Written instruction: Pick out the lines in the listing below that contain the word "name" and copy them.

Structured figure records
^^^^
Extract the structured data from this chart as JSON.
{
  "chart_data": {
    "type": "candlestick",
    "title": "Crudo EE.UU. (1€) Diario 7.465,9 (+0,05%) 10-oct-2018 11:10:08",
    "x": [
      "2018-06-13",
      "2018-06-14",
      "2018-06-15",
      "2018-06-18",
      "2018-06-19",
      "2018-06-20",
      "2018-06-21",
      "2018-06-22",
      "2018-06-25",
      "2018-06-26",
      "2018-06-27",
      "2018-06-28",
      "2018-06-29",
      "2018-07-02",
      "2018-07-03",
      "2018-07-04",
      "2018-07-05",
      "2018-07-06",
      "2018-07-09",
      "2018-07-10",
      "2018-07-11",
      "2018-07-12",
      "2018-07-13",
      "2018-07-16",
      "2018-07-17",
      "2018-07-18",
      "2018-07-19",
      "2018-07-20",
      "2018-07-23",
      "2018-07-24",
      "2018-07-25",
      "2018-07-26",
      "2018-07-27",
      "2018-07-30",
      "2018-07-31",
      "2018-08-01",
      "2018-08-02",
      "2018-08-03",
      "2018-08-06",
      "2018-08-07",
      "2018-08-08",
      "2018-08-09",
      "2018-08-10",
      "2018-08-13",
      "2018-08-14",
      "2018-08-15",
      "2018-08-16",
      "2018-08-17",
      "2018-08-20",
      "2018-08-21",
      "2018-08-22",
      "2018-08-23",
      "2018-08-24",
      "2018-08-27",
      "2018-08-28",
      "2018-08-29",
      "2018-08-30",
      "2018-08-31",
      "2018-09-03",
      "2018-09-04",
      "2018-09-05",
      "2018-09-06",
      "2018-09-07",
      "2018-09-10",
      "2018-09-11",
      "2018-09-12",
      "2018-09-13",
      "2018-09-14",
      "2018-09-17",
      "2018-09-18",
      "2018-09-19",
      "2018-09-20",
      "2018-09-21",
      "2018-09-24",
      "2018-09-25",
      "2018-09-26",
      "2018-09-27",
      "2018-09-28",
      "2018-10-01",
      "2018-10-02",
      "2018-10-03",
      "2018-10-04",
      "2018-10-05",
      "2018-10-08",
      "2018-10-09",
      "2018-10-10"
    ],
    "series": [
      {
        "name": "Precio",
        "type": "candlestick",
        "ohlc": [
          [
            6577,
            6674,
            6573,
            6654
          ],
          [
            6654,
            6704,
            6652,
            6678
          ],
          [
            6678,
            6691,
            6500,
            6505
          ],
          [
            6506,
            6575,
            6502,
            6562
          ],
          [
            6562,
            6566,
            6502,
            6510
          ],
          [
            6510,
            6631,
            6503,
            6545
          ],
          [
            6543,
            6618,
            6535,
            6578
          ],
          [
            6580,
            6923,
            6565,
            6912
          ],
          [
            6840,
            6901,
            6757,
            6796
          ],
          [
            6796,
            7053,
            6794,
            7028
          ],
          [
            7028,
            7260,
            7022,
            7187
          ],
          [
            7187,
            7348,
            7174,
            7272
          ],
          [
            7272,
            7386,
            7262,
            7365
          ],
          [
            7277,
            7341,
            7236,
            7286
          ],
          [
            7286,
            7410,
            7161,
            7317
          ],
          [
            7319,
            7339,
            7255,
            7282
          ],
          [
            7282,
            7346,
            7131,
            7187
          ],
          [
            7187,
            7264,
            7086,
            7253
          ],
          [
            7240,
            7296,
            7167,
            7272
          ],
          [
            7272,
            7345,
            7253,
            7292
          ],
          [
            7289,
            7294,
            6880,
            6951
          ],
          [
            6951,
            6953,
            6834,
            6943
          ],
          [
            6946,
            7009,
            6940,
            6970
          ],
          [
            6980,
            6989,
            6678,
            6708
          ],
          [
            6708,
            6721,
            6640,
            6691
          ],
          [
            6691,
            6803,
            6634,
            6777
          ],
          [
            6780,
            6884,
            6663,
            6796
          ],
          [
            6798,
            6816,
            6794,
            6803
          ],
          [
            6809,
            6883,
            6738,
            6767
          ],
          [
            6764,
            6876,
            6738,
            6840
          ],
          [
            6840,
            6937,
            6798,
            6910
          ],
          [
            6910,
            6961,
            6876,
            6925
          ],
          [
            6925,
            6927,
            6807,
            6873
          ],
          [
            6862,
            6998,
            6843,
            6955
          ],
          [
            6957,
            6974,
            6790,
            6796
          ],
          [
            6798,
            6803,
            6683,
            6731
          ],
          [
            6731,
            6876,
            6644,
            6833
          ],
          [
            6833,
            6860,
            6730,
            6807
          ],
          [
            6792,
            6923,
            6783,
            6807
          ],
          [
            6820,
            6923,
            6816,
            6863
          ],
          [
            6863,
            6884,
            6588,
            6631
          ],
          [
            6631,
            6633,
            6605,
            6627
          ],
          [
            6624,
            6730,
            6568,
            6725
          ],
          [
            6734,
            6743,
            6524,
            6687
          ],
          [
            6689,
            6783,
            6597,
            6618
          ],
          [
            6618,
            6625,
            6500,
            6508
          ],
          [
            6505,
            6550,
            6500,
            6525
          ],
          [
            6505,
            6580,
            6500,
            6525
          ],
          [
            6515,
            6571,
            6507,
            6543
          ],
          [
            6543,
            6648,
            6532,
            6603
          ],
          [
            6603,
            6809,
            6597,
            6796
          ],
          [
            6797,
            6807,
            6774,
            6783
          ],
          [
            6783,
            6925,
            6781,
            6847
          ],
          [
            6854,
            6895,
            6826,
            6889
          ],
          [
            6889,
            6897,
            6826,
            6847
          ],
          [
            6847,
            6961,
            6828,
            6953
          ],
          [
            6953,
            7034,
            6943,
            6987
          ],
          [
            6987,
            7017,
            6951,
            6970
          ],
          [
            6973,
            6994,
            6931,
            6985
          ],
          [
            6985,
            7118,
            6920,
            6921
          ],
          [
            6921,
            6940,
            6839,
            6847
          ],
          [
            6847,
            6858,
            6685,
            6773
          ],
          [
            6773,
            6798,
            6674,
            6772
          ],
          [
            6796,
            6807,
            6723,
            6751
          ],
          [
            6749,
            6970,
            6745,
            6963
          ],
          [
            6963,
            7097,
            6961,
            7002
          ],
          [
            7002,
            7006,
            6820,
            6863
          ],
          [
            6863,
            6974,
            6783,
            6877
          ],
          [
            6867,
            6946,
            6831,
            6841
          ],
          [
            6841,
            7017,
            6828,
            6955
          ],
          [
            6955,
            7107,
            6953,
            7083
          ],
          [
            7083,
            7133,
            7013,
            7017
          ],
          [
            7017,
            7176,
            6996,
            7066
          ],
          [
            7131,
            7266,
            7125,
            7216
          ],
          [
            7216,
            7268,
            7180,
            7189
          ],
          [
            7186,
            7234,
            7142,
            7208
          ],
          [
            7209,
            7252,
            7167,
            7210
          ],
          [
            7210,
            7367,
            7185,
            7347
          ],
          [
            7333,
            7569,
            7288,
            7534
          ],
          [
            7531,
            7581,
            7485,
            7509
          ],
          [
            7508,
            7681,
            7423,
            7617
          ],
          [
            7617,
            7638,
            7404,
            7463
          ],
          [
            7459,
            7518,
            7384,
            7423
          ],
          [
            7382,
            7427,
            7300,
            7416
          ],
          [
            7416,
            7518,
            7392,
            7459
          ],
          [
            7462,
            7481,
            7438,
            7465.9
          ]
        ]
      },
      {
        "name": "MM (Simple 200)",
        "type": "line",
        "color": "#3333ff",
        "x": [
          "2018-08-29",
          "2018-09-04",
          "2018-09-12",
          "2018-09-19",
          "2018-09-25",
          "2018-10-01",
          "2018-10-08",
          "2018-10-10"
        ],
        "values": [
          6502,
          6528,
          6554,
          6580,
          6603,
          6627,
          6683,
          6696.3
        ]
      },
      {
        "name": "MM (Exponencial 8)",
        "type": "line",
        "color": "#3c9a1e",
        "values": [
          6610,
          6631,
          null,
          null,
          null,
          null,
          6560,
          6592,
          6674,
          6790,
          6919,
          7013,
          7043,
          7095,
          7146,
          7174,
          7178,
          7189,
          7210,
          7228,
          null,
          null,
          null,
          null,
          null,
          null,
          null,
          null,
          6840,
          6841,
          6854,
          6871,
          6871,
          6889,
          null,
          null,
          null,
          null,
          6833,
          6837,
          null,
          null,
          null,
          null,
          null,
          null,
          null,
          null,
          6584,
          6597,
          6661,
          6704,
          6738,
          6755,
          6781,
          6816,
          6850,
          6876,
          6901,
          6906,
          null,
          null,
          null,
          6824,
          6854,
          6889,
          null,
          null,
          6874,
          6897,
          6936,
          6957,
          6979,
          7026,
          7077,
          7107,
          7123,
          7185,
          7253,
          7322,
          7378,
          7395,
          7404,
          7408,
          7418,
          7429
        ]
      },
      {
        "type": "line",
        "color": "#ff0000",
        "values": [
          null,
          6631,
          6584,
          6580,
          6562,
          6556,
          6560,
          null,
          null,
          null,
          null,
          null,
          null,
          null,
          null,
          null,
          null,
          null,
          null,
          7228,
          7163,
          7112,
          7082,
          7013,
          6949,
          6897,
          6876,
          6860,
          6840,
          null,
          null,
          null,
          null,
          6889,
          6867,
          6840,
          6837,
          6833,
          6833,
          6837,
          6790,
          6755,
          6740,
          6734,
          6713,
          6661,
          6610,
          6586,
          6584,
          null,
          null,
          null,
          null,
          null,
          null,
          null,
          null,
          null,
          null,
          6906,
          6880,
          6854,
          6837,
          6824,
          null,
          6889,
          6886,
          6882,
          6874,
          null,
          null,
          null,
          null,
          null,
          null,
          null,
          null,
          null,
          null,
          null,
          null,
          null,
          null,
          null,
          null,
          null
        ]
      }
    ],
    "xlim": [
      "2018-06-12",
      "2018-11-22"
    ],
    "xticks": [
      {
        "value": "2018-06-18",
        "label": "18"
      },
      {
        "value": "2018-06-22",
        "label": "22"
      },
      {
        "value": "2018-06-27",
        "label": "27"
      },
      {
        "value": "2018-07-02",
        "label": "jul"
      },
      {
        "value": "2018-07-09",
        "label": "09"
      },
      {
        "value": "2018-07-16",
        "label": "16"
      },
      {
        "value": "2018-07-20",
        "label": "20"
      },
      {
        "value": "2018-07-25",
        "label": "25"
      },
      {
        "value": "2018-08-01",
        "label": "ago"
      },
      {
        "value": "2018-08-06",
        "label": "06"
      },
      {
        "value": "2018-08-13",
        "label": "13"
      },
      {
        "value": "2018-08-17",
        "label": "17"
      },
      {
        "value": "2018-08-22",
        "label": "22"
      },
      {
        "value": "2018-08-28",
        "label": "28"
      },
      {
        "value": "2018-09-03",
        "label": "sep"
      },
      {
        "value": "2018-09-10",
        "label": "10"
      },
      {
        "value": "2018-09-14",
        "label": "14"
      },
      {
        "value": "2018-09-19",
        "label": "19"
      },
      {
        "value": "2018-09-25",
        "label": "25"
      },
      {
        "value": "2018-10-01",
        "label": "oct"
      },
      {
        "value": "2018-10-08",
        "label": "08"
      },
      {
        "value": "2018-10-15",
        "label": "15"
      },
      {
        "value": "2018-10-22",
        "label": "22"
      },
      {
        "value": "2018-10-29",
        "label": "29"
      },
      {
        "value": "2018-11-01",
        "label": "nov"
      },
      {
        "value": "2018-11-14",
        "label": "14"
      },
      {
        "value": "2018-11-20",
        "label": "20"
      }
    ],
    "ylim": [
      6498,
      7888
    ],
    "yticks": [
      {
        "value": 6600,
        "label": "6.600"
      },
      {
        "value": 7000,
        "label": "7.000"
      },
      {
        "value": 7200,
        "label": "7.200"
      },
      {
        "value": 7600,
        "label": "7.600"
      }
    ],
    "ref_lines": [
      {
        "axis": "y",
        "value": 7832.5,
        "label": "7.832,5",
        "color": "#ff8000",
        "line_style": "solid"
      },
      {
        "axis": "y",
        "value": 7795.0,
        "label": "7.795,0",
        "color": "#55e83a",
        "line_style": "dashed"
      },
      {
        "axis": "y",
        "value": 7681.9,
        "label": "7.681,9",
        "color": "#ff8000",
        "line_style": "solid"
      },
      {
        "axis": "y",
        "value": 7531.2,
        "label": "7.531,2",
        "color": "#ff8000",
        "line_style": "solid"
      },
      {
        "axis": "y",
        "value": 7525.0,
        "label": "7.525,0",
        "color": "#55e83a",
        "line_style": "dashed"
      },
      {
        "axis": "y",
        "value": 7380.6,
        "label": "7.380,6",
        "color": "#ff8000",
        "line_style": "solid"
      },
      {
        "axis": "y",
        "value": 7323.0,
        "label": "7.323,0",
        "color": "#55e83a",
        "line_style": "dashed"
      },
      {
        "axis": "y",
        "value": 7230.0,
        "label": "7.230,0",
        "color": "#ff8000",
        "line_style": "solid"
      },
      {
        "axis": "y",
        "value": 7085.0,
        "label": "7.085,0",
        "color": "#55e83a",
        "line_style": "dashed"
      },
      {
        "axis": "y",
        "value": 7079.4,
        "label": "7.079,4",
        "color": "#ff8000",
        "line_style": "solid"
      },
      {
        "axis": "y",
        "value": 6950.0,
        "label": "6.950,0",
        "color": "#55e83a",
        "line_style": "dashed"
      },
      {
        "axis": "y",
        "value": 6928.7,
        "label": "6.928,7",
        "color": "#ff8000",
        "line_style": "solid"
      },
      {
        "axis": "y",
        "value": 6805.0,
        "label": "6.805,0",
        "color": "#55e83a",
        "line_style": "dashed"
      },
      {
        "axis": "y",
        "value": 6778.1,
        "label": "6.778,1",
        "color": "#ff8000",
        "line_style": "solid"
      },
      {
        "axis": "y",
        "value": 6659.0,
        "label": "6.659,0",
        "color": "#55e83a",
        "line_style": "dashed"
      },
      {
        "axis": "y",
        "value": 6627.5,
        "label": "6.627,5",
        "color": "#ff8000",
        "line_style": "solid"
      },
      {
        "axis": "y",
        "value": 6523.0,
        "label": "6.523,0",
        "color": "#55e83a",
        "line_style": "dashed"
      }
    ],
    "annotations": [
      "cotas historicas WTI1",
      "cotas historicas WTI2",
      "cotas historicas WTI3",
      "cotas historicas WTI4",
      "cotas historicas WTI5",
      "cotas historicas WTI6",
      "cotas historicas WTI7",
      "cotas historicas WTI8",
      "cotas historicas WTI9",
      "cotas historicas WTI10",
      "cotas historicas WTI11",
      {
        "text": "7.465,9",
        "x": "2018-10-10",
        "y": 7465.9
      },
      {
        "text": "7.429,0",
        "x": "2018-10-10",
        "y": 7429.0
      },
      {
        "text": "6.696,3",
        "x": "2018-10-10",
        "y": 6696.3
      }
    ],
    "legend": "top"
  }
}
^^^^
Solution:
        "name": "Precio",
        "name": "MM (Simple 200)",
        "name": "MM (Exponencial 8)",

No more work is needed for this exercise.